#### [Request]
Reproduce every line of the material below without a single change.

#### [Data for processing]
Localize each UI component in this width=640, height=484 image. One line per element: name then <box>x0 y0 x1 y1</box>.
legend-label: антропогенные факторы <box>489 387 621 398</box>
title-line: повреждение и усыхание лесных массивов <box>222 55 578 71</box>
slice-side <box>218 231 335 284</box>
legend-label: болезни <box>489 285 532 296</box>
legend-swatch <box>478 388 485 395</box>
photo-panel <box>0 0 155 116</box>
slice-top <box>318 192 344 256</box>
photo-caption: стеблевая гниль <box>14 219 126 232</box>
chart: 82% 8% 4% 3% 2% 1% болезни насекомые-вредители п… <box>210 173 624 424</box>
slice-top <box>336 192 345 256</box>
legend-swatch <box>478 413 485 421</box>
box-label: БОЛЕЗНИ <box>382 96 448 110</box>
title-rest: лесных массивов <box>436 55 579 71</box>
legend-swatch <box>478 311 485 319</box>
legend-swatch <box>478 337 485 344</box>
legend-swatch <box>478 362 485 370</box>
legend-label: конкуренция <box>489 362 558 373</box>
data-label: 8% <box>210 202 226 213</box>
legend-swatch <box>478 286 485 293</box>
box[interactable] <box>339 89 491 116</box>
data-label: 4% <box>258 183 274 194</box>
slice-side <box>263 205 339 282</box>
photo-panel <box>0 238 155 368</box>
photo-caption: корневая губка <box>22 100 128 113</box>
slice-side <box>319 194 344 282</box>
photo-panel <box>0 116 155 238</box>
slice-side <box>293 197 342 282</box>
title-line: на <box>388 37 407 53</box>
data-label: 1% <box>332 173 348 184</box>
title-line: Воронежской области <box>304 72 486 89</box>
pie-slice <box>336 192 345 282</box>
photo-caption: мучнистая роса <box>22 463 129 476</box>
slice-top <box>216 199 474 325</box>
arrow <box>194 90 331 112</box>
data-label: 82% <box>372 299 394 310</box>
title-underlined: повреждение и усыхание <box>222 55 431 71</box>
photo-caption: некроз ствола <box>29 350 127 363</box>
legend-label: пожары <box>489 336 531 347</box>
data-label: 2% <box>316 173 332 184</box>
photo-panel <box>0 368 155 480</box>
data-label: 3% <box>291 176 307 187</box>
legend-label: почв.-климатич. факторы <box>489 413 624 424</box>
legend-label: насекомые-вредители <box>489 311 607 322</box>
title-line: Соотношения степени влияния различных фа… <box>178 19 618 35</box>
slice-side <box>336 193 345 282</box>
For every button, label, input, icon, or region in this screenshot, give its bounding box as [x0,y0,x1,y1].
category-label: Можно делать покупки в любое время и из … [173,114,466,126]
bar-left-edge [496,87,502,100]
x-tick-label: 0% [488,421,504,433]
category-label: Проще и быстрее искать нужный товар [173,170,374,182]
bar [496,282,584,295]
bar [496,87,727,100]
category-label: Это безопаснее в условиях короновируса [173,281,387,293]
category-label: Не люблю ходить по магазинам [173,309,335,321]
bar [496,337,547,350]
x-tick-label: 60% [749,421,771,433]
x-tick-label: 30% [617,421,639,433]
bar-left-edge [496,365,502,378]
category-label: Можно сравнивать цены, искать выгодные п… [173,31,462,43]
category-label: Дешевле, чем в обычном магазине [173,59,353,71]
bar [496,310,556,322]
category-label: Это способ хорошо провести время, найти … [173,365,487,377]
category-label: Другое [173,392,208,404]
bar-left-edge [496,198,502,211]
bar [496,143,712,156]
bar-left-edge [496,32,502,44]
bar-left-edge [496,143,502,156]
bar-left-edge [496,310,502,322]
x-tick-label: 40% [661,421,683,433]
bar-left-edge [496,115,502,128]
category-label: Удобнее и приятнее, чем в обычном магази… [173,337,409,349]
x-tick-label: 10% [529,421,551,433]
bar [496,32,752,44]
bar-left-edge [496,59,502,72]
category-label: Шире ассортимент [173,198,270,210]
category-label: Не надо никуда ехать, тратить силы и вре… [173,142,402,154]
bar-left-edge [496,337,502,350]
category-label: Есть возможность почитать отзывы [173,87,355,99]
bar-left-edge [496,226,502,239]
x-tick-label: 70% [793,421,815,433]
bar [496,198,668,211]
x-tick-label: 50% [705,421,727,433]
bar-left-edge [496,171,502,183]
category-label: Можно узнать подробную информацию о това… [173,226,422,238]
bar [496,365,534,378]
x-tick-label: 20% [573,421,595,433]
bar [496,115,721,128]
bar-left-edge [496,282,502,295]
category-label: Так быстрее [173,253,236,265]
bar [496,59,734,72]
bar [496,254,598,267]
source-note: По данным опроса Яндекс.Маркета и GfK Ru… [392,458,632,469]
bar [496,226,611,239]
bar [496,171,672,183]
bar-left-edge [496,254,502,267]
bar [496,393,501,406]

#### [Expected output]
Localize each UI component in this width=640, height=484 image. One line per element: name then <box>x0 y0 x1 y1</box>.
legend-label: антропогенные факторы <box>489 387 621 398</box>
title-line: повреждение и усыхание лесных массивов <box>222 55 578 71</box>
slice-side <box>218 231 335 284</box>
legend-label: болезни <box>489 285 532 296</box>
legend-swatch <box>478 388 485 395</box>
photo-panel <box>0 0 155 116</box>
slice-top <box>318 192 344 256</box>
photo-caption: стеблевая гниль <box>14 219 126 232</box>
chart: 82% 8% 4% 3% 2% 1% болезни насекомые-вредители п… <box>210 173 624 424</box>
slice-top <box>336 192 345 256</box>
legend-swatch <box>478 413 485 421</box>
box-label: БОЛЕЗНИ <box>382 96 448 110</box>
title-rest: лесных массивов <box>436 55 579 71</box>
legend-swatch <box>478 311 485 319</box>
legend-swatch <box>478 337 485 344</box>
legend-swatch <box>478 362 485 370</box>
legend-label: конкуренция <box>489 362 558 373</box>
data-label: 8% <box>210 202 226 213</box>
legend-swatch <box>478 286 485 293</box>
box[interactable] <box>339 89 491 116</box>
data-label: 4% <box>258 183 274 194</box>
slice-side <box>263 205 339 282</box>
photo-panel <box>0 238 155 368</box>
photo-caption: корневая губка <box>22 100 128 113</box>
slice-side <box>319 194 344 282</box>
photo-panel <box>0 116 155 238</box>
slice-side <box>293 197 342 282</box>
title-line: на <box>388 37 407 53</box>
data-label: 1% <box>332 173 348 184</box>
title-line: Воронежской области <box>304 72 486 89</box>
pie-slice <box>336 192 345 282</box>
photo-caption: мучнистая роса <box>22 463 129 476</box>
slice-top <box>216 199 474 325</box>
arrow <box>194 90 331 112</box>
data-label: 82% <box>372 299 394 310</box>
title-underlined: повреждение и усыхание <box>222 55 431 71</box>
photo-caption: некроз ствола <box>29 350 127 363</box>
legend-label: пожары <box>489 336 531 347</box>
data-label: 2% <box>316 173 332 184</box>
photo-panel <box>0 368 155 480</box>
data-label: 3% <box>291 176 307 187</box>
legend-label: почв.-климатич. факторы <box>489 413 624 424</box>
legend-label: насекомые-вредители <box>489 311 607 322</box>
title-line: Соотношения степени влияния различных фа… <box>178 19 618 35</box>
slice-side <box>336 193 345 282</box>
For every button, label, input, icon, or region in this screenshot, give its bounding box as [x0,y0,x1,y1].
category-label: Можно делать покупки в любое время и из … [173,114,466,126]
bar-left-edge [496,87,502,100]
x-tick-label: 0% [488,421,504,433]
category-label: Проще и быстрее искать нужный товар [173,170,374,182]
bar [496,282,584,295]
bar [496,87,727,100]
category-label: Это безопаснее в условиях короновируса [173,281,387,293]
category-label: Не люблю ходить по магазинам [173,309,335,321]
bar [496,337,547,350]
x-tick-label: 60% [749,421,771,433]
x-tick-label: 30% [617,421,639,433]
bar-left-edge [496,365,502,378]
category-label: Можно сравнивать цены, искать выгодные п… [173,31,462,43]
category-label: Дешевле, чем в обычном магазине [173,59,353,71]
bar [496,310,556,322]
category-label: Это способ хорошо провести время, найти … [173,365,487,377]
category-label: Другое [173,392,208,404]
bar-left-edge [496,198,502,211]
bar [496,143,712,156]
bar-left-edge [496,32,502,44]
bar-left-edge [496,143,502,156]
bar-left-edge [496,310,502,322]
x-tick-label: 40% [661,421,683,433]
bar-left-edge [496,115,502,128]
category-label: Удобнее и приятнее, чем в обычном магази… [173,337,409,349]
x-tick-label: 10% [529,421,551,433]
bar [496,32,752,44]
bar-left-edge [496,59,502,72]
category-label: Шире ассортимент [173,198,270,210]
category-label: Не надо никуда ехать, тратить силы и вре… [173,142,402,154]
bar-left-edge [496,337,502,350]
category-label: Есть возможность почитать отзывы [173,87,355,99]
bar-left-edge [496,226,502,239]
x-tick-label: 70% [793,421,815,433]
bar [496,198,668,211]
x-tick-label: 50% [705,421,727,433]
bar-left-edge [496,171,502,183]
category-label: Можно узнать подробную информацию о това… [173,226,422,238]
bar [496,365,534,378]
x-tick-label: 20% [573,421,595,433]
bar [496,115,721,128]
bar-left-edge [496,282,502,295]
category-label: Так быстрее [173,253,236,265]
bar [496,59,734,72]
bar [496,254,598,267]
source-note: По данным опроса Яндекс.Маркета и GfK Ru… [392,458,632,469]
bar [496,226,611,239]
bar [496,171,672,183]
bar-left-edge [496,254,502,267]
bar [496,393,501,406]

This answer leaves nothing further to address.